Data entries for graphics
## begin
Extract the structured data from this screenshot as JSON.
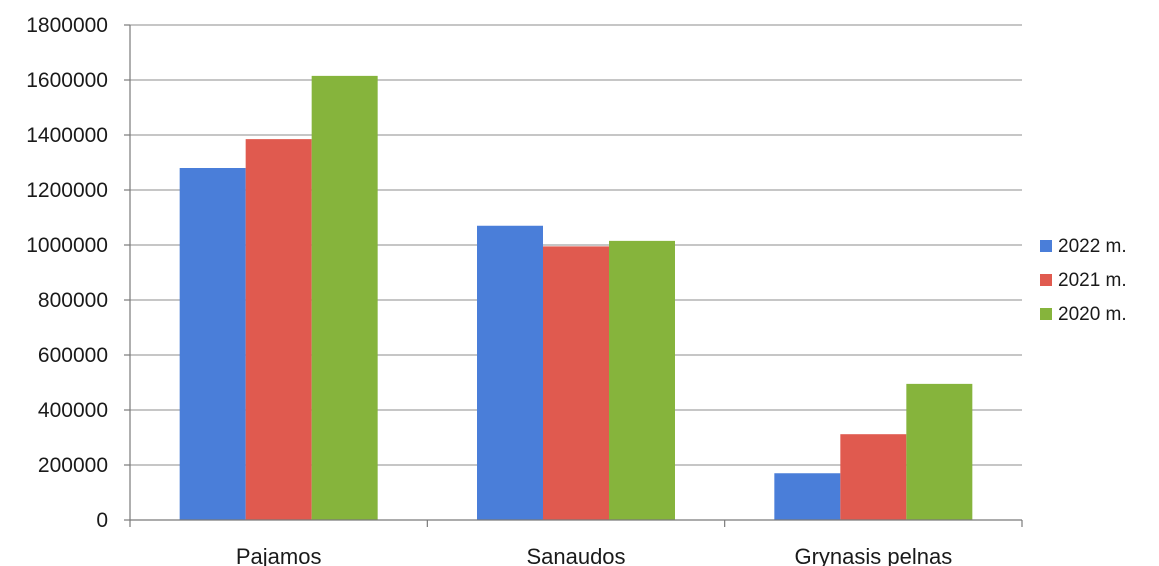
{
  "chart_data": {
    "type": "bar",
    "categories": [
      "Pajamos",
      "Sanaudos",
      "Grynasis pelnas"
    ],
    "series": [
      {
        "name": "2022 m.",
        "color": "#4a7ed9",
        "values": [
          1280000,
          1070000,
          170000
        ]
      },
      {
        "name": "2021 m.",
        "color": "#e05a4f",
        "values": [
          1385000,
          995000,
          312000
        ]
      },
      {
        "name": "2020 m.",
        "color": "#86b43c",
        "values": [
          1615000,
          1015000,
          495000
        ]
      }
    ],
    "y_ticks": [
      "0",
      "200000",
      "400000",
      "600000",
      "800000",
      "1000000",
      "1200000",
      "1400000",
      "1600000",
      "1800000"
    ],
    "ylim": [
      0,
      1800000
    ],
    "grid": true,
    "legend_position": "right"
  }
}
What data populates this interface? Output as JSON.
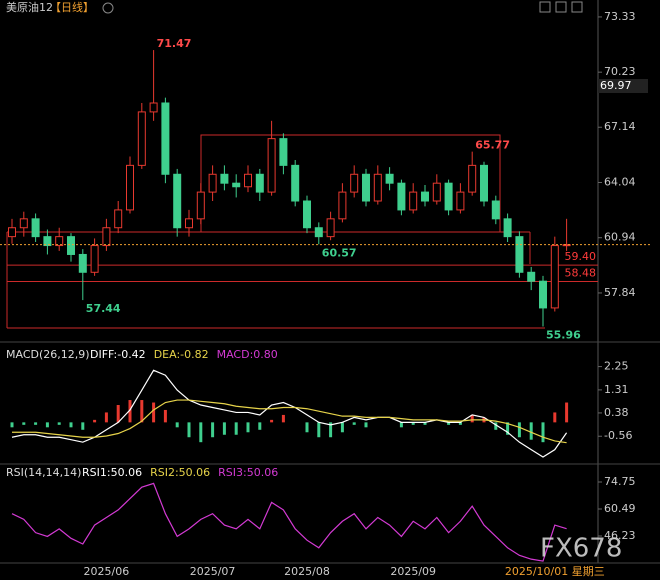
## end
- **EXERCISE REQUIREMENTS**
Every entry must be written out exactly, with all pictures left out.

- **THE COMPLETED TASK**
Extract the structured data from this screenshot as JSON.
{
  "chart_data": {
    "type": "bar",
    "categories": [
      "Pajamos",
      "Sanaudos",
      "Grynasis pelnas"
    ],
    "series": [
      {
        "name": "2022 m.",
        "color": "#4a7ed9",
        "values": [
          1280000,
          1070000,
          170000
        ]
      },
      {
        "name": "2021 m.",
        "color": "#e05a4f",
        "values": [
          1385000,
          995000,
          312000
        ]
      },
      {
        "name": "2020 m.",
        "color": "#86b43c",
        "values": [
          1615000,
          1015000,
          495000
        ]
      }
    ],
    "y_ticks": [
      "0",
      "200000",
      "400000",
      "600000",
      "800000",
      "1000000",
      "1200000",
      "1400000",
      "1600000",
      "1800000"
    ],
    "ylim": [
      0,
      1800000
    ],
    "grid": true,
    "legend_position": "right"
  }
}
What data populates this interface? Output as JSON.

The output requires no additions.